▶ [The task]:
Format everything from the line containing "segment this screenshot: for" down to the line containing "power-y-tick: 80 bbox=[87, 92, 97, 102]" as a two-column CSV with the columns instruction and output, one row per item, with each field quoted and line breaks turned into spaces. Leave out the pictures.

▶ [Raw records]:
──────────

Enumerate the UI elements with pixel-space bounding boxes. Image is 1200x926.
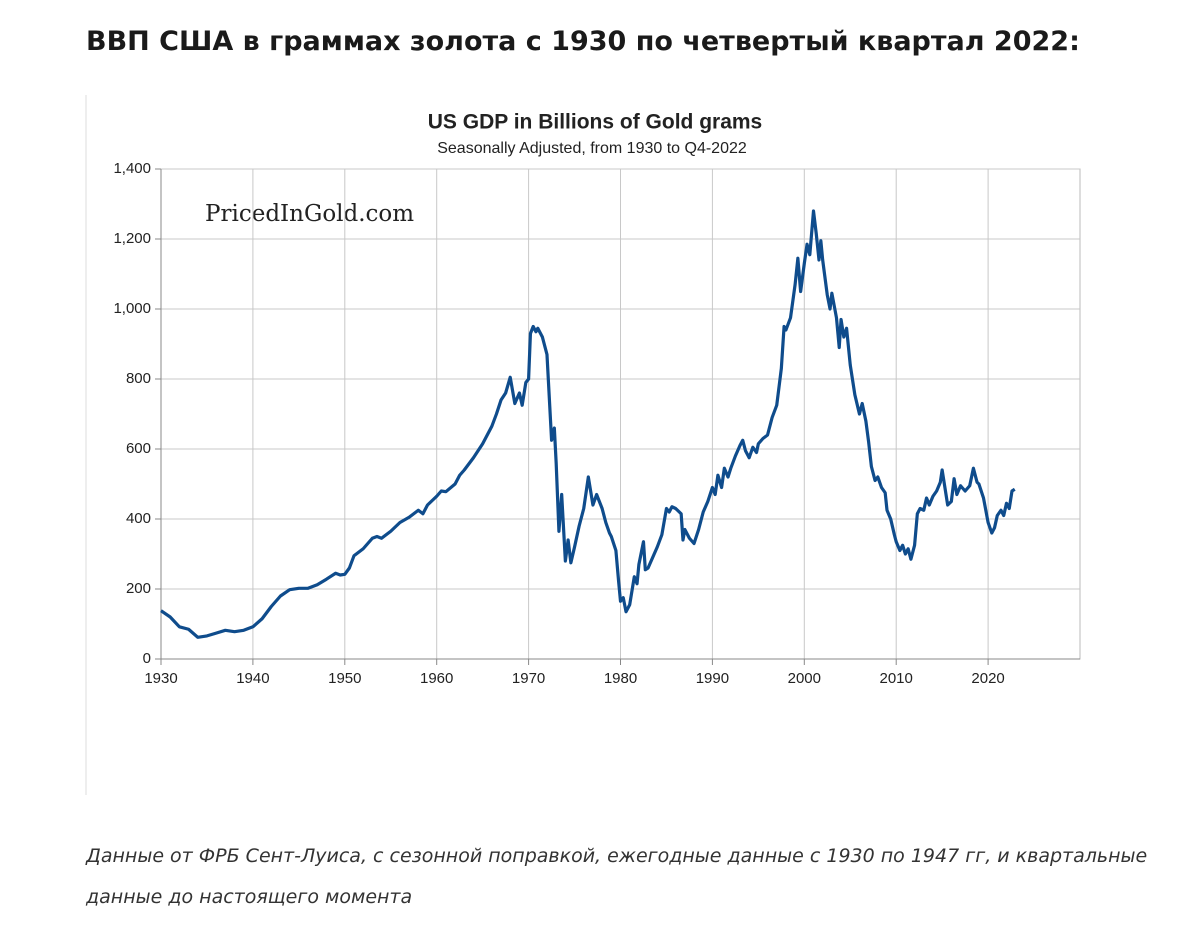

──────────

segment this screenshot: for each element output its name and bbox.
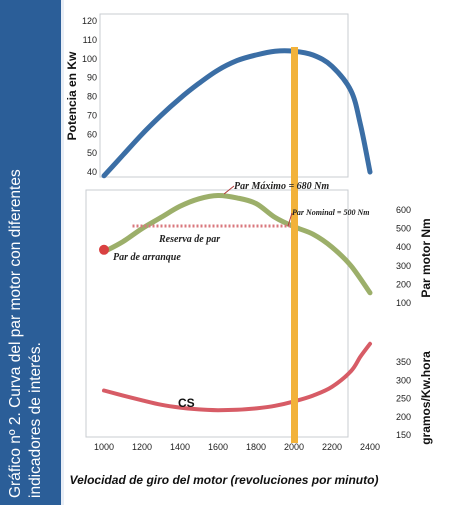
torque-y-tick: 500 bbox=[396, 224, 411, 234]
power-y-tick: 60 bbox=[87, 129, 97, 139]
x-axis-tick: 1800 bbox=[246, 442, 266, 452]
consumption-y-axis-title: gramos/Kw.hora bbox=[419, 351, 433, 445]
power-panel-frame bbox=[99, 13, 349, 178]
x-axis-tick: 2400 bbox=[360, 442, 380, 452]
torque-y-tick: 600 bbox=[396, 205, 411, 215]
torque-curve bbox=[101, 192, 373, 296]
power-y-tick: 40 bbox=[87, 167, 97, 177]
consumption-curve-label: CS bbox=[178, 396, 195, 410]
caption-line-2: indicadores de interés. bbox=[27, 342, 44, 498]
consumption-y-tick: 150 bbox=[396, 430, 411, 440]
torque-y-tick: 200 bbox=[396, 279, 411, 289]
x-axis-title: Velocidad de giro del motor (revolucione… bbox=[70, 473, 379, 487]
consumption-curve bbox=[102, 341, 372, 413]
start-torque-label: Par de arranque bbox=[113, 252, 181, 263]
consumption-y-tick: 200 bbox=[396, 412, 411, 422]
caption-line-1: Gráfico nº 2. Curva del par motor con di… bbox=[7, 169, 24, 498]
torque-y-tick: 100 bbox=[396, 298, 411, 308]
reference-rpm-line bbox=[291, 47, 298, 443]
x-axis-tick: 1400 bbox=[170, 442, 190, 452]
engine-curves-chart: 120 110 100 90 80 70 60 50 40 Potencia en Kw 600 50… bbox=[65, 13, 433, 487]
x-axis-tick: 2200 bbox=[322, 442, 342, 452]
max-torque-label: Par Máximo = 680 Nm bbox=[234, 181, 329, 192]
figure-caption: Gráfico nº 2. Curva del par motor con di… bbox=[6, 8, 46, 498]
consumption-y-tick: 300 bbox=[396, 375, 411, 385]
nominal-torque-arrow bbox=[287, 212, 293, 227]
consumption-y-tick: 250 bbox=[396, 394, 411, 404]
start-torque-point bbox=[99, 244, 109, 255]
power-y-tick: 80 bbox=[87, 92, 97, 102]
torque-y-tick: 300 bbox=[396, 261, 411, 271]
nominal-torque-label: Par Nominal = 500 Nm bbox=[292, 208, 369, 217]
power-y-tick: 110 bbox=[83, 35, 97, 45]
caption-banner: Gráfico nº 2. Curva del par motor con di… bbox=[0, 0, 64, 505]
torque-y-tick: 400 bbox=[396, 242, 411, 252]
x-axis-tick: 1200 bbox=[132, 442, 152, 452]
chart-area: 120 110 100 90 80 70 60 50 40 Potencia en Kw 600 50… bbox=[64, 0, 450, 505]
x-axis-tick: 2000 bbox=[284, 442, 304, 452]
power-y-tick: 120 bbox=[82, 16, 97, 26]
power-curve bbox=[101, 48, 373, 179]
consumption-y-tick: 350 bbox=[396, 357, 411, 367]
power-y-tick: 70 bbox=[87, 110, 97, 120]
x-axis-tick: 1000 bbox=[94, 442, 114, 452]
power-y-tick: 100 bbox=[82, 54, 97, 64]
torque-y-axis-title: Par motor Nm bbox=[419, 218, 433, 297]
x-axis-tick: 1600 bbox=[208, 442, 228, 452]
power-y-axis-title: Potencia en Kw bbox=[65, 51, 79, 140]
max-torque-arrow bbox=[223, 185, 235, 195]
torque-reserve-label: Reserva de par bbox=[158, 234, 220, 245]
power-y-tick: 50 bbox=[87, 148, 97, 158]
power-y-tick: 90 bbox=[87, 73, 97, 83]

──────────

▶ [Answer below]:
instruction,output
"segment this screenshot: for each element output its name and bbox.","torque-y-tick: 500 bbox=[396, 224, 411, 234] power-y-tick: 60 bbox=[87, 129, 97, 139] x-axis-tick: 1800 bbox=[246, 442, 266, 452] consumption-y-axis-title: gramos/Kw.hora bbox=[419, 351, 433, 445] power-panel-frame bbox=[99, 13, 349, 178] x-axis-tick: 2400 bbox=[360, 442, 380, 452] torque-y-tick: 600 bbox=[396, 205, 411, 215] torque-curve bbox=[101, 192, 373, 296] power-y-tick: 40 bbox=[87, 167, 97, 177] consumption-curve-label: CS bbox=[178, 396, 195, 410] caption-line-2: indicadores de interés. bbox=[27, 342, 44, 498] consumption-y-tick: 150 bbox=[396, 430, 411, 440] torque-y-tick: 200 bbox=[396, 279, 411, 289] x-axis-title: Velocidad de giro del motor (revolucione… bbox=[70, 473, 379, 487] consumption-curve bbox=[102, 341, 372, 413] start-torque-label: Par de arranque bbox=[113, 252, 181, 263] consumption-y-tick: 200 bbox=[396, 412, 411, 422] caption-line-1: Gráfico nº 2. Curva del par motor con di… bbox=[7, 169, 24, 498] torque-y-tick: 100 bbox=[396, 298, 411, 308] reference-rpm-line bbox=[291, 47, 298, 443] x-axis-tick: 1400 bbox=[170, 442, 190, 452] engine-curves-chart: 120 110 100 90 80 70 60 50 40 Potencia en Kw 600 50… bbox=[65, 13, 433, 487] x-axis-tick: 2200 bbox=[322, 442, 342, 452] max-torque-label: Par Máximo = 680 Nm bbox=[234, 181, 329, 192] figure-caption: Gráfico nº 2. Curva del par motor con di… bbox=[6, 8, 46, 498] consumption-y-tick: 300 bbox=[396, 375, 411, 385] nominal-torque-arrow bbox=[287, 212, 293, 227] consumption-y-tick: 250 bbox=[396, 394, 411, 404] start-torque-point bbox=[99, 244, 109, 255] power-y-tick: 80 bbox=[87, 92, 97, 102]"